----- Record extracts -----

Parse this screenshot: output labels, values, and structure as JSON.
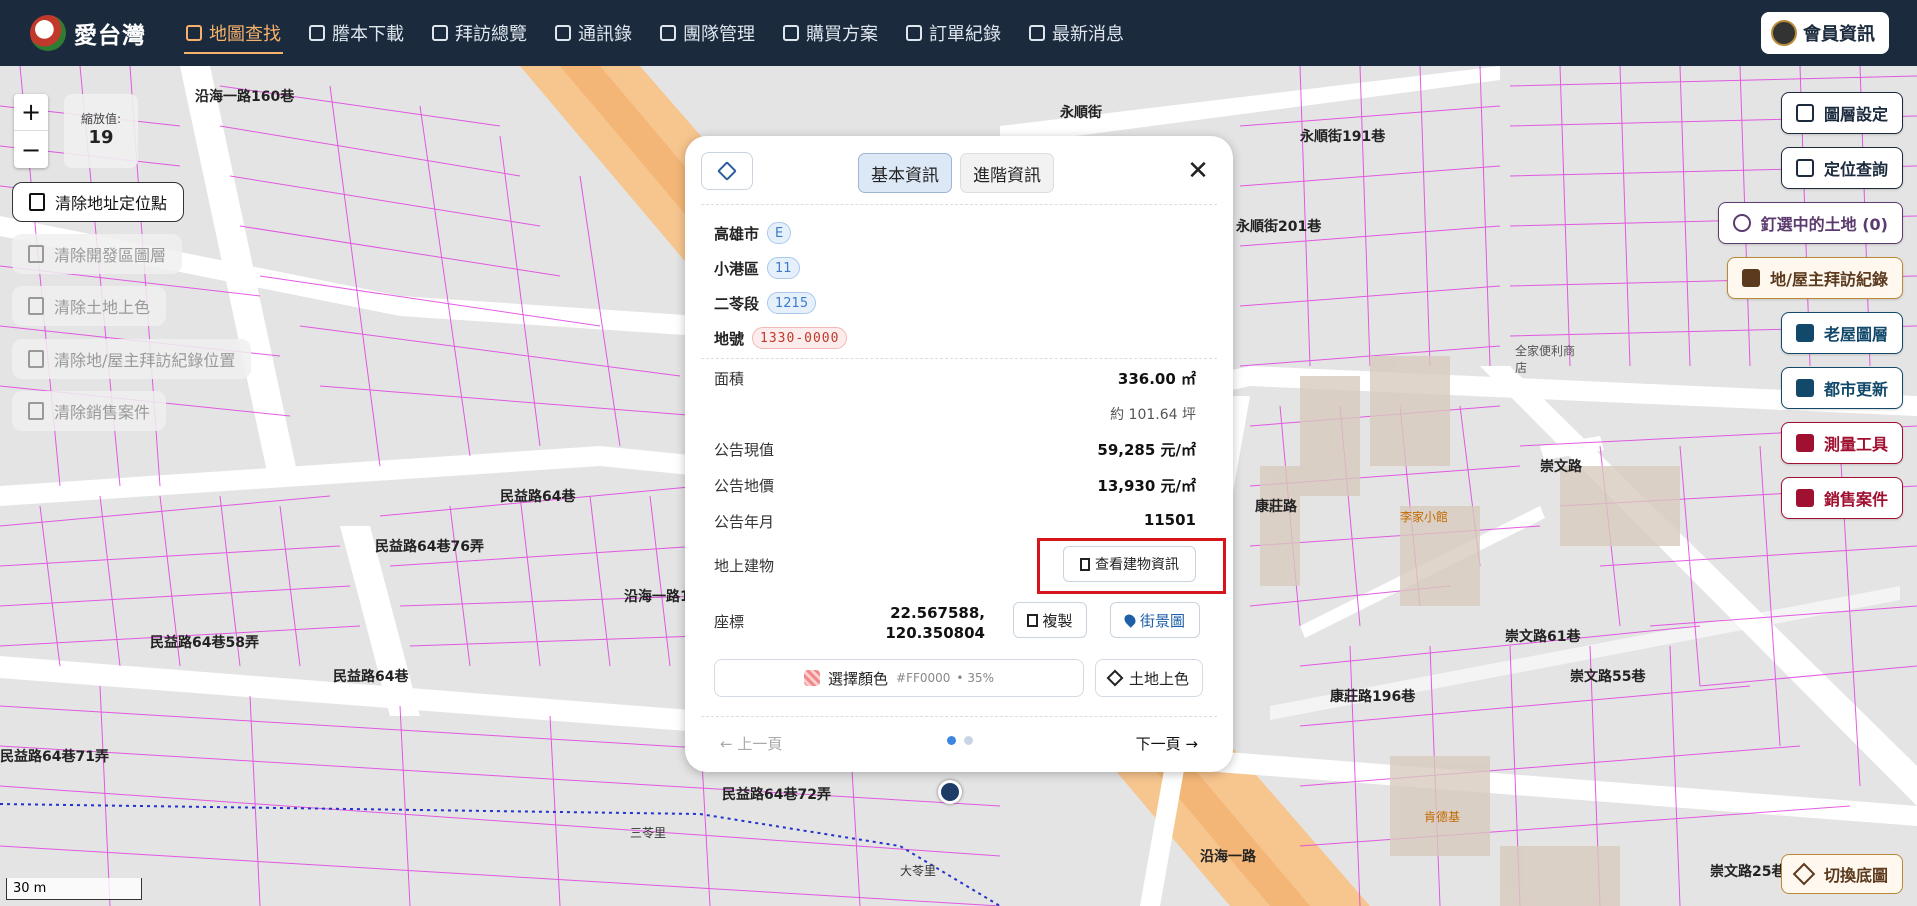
{
  "app": {
    "name": "愛台灣"
  },
  "nav": {
    "items": [
      {
        "label": "地圖查找",
        "icon": "map-icon"
      },
      {
        "label": "謄本下載",
        "icon": "document-icon"
      },
      {
        "label": "拜訪總覽",
        "icon": "chart-icon"
      },
      {
        "label": "通訊錄",
        "icon": "contact-card-icon"
      },
      {
        "label": "團隊管理",
        "icon": "team-icon"
      },
      {
        "label": "購買方案",
        "icon": "folder-icon"
      },
      {
        "label": "訂單紀錄",
        "icon": "receipt-icon"
      },
      {
        "label": "最新消息",
        "icon": "news-icon"
      }
    ],
    "active_index": 0,
    "member_label": "會員資訊"
  },
  "zoom": {
    "plus": "+",
    "minus": "−",
    "label": "縮放值:",
    "value": "19"
  },
  "left_buttons": [
    {
      "label": "清除地址定位點",
      "enabled": true
    },
    {
      "label": "清除開發區圖層",
      "enabled": false
    },
    {
      "label": "清除土地上色",
      "enabled": false
    },
    {
      "label": "清除地/屋主拜訪紀錄位置",
      "enabled": false
    },
    {
      "label": "清除銷售案件",
      "enabled": false
    }
  ],
  "right_buttons": [
    {
      "label": "圖層設定",
      "icon": "sliders-icon"
    },
    {
      "label": "定位查詢",
      "icon": "location-pin-icon"
    },
    {
      "label": "釘選中的土地 (0)",
      "icon": "person-pin-icon"
    },
    {
      "label": "地/屋主拜訪紀錄",
      "icon": "visit-record-icon"
    },
    {
      "label": "老屋圖層",
      "icon": "house-icon"
    },
    {
      "label": "都市更新",
      "icon": "building-icon"
    },
    {
      "label": "測量工具",
      "icon": "ruler-icon"
    },
    {
      "label": "銷售案件",
      "icon": "megaphone-icon"
    }
  ],
  "switch_basemap": "切換底圖",
  "scale": "30 m",
  "card": {
    "tabs": [
      "基本資訊",
      "進階資訊"
    ],
    "close": "✕",
    "city": {
      "label": "高雄市",
      "code": "E"
    },
    "district": {
      "label": "小港區",
      "code": "11"
    },
    "section": {
      "label": "二苓段",
      "code": "1215"
    },
    "lot": {
      "label": "地號",
      "code": "1330-0000"
    },
    "area": {
      "label": "面積",
      "value": "336.00 ㎡",
      "ping": "約 101.64 坪"
    },
    "current_value": {
      "label": "公告現值",
      "value": "59,285 元/㎡"
    },
    "land_price": {
      "label": "公告地價",
      "value": "13,930 元/㎡"
    },
    "year": {
      "label": "公告年月",
      "value": "11501"
    },
    "building": {
      "label": "地上建物",
      "button": "查看建物資訊"
    },
    "coords": {
      "label": "座標",
      "lat": "22.567588,",
      "lng": "120.350804",
      "copy": "複製",
      "street": "街景圖"
    },
    "color": {
      "label": "選擇顏色",
      "hex": "#FF0000",
      "opacity": "• 35%",
      "paint": "土地上色"
    },
    "prev": "← 上一頁",
    "next": "下一頁 →",
    "page_dots": 2,
    "active_dot": 0
  },
  "map_labels": {
    "roads": [
      "民益路64巷",
      "沿海一路160巷",
      "民益路64巷58弄",
      "民益路64巷76弄",
      "民益路64巷71弄",
      "民益路64巷72弄",
      "康莊路",
      "崇文路",
      "崇文路61巷",
      "崇文路55巷",
      "永順街",
      "沿海一路",
      "沿海一路160巷",
      "民益路64巷",
      "永順街201巷",
      "永順街191巷",
      "康莊路196巷",
      "崇文路25巷",
      "三苓里",
      "大苓里"
    ],
    "places": [
      "全家便利商店",
      "李家小館",
      "肯德基"
    ]
  },
  "colors": {
    "nav_bg": "#1b2a3d",
    "accent": "#f6b26b",
    "highlight": "#d6161c",
    "parcel_line": "#e040e0"
  }
}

-----

What is asked: What is the number of lines in the listing that include the word "code"? Give that number and nothing else.

Answer to the exercise: 4